Your objective: Could you print, verbatim, every line of the records from the line with "key-8[interactable]: 8: [179, 210, 208, 239]" through the last line of the records, with both of those lines included?

Supplied material:
╭──

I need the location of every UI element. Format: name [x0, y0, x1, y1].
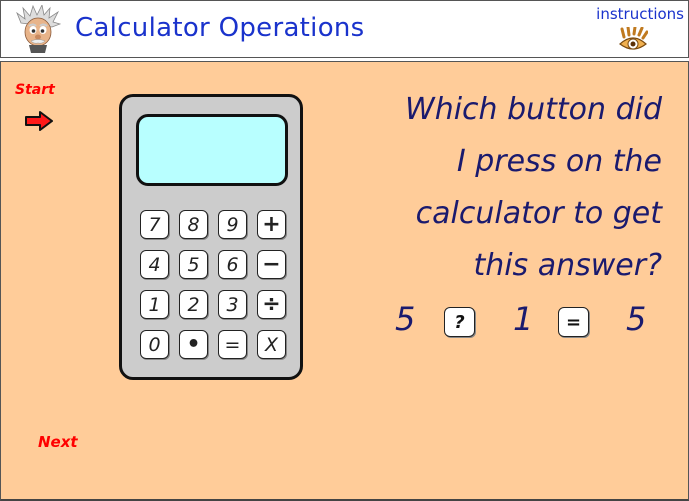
key-8[interactable]: 8: [179, 210, 208, 239]
eye-icon: [619, 27, 648, 50]
key-1[interactable]: 1: [140, 290, 169, 319]
key-4[interactable]: 4: [140, 250, 169, 279]
key-7[interactable]: 7: [140, 210, 169, 239]
activity-stage: Start 7 8 9 + 4 5 6 − 1 2 3 ÷ 0 • = X Wh…: [0, 61, 689, 501]
calculator-keypad: 7 8 9 + 4 5 6 − 1 2 3 ÷ 0 • = X: [140, 210, 286, 359]
key-decimal[interactable]: •: [179, 330, 208, 359]
instructions-label: instructions: [596, 5, 684, 23]
key-5[interactable]: 5: [179, 250, 208, 279]
question-line: this answer?: [473, 248, 662, 283]
operand-2: 1: [513, 300, 534, 338]
calculator-display: [136, 114, 288, 186]
result: 5: [626, 300, 647, 338]
key-multiply[interactable]: X: [257, 330, 286, 359]
instructions-button[interactable]: instructions: [576, 5, 686, 55]
einstein-cartoon-icon: [16, 5, 61, 53]
equation: 5 ? 1 = 5: [393, 300, 663, 346]
header-bar: Calculator Operations instructions: [0, 0, 689, 58]
key-6[interactable]: 6: [218, 250, 247, 279]
unknown-operator-key[interactable]: ?: [444, 307, 475, 337]
question-line: I press on the: [456, 144, 662, 179]
key-2[interactable]: 2: [179, 290, 208, 319]
key-0[interactable]: 0: [140, 330, 169, 359]
key-divide[interactable]: ÷: [257, 290, 286, 319]
key-plus[interactable]: +: [257, 210, 286, 239]
operand-1: 5: [395, 300, 416, 338]
key-3[interactable]: 3: [218, 290, 247, 319]
start-label[interactable]: Start: [15, 82, 55, 98]
question-text: Which button did I press on the calculat…: [342, 84, 662, 292]
next-button[interactable]: Next: [38, 433, 78, 451]
page-title: Calculator Operations: [75, 13, 365, 43]
question-line: Which button did: [405, 92, 662, 127]
question-line: calculator to get: [415, 196, 662, 231]
calculator: 7 8 9 + 4 5 6 − 1 2 3 ÷ 0 • = X: [119, 94, 303, 380]
right-arrow-icon[interactable]: [24, 110, 54, 132]
equals-key: =: [558, 307, 589, 337]
key-9[interactable]: 9: [218, 210, 247, 239]
key-minus[interactable]: −: [257, 250, 286, 279]
key-equals[interactable]: =: [218, 330, 247, 359]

╰──

Solution:
key-8[interactable]: 8: [179, 210, 208, 239]
eye-icon: [619, 27, 648, 50]
key-1[interactable]: 1: [140, 290, 169, 319]
key-4[interactable]: 4: [140, 250, 169, 279]
key-7[interactable]: 7: [140, 210, 169, 239]
activity-stage: Start 7 8 9 + 4 5 6 − 1 2 3 ÷ 0 • = X Wh…: [0, 61, 689, 501]
calculator-keypad: 7 8 9 + 4 5 6 − 1 2 3 ÷ 0 • = X: [140, 210, 286, 359]
key-decimal[interactable]: •: [179, 330, 208, 359]
instructions-label: instructions: [596, 5, 684, 23]
key-5[interactable]: 5: [179, 250, 208, 279]
question-line: this answer?: [473, 248, 662, 283]
operand-2: 1: [513, 300, 534, 338]
calculator-display: [136, 114, 288, 186]
result: 5: [626, 300, 647, 338]
key-multiply[interactable]: X: [257, 330, 286, 359]
instructions-button[interactable]: instructions: [576, 5, 686, 55]
einstein-cartoon-icon: [16, 5, 61, 53]
equation: 5 ? 1 = 5: [393, 300, 663, 346]
header-bar: Calculator Operations instructions: [0, 0, 689, 58]
key-6[interactable]: 6: [218, 250, 247, 279]
unknown-operator-key[interactable]: ?: [444, 307, 475, 337]
question-line: I press on the: [456, 144, 662, 179]
key-2[interactable]: 2: [179, 290, 208, 319]
key-0[interactable]: 0: [140, 330, 169, 359]
key-divide[interactable]: ÷: [257, 290, 286, 319]
key-plus[interactable]: +: [257, 210, 286, 239]
operand-1: 5: [395, 300, 416, 338]
key-3[interactable]: 3: [218, 290, 247, 319]
start-label[interactable]: Start: [15, 82, 55, 98]
question-text: Which button did I press on the calculat…: [342, 84, 662, 292]
next-button[interactable]: Next: [38, 433, 78, 451]
page-title: Calculator Operations: [75, 13, 365, 43]
question-line: Which button did: [405, 92, 662, 127]
question-line: calculator to get: [415, 196, 662, 231]
calculator: 7 8 9 + 4 5 6 − 1 2 3 ÷ 0 • = X: [119, 94, 303, 380]
right-arrow-icon[interactable]: [24, 110, 54, 132]
equals-key: =: [558, 307, 589, 337]
key-9[interactable]: 9: [218, 210, 247, 239]
key-minus[interactable]: −: [257, 250, 286, 279]
key-equals[interactable]: =: [218, 330, 247, 359]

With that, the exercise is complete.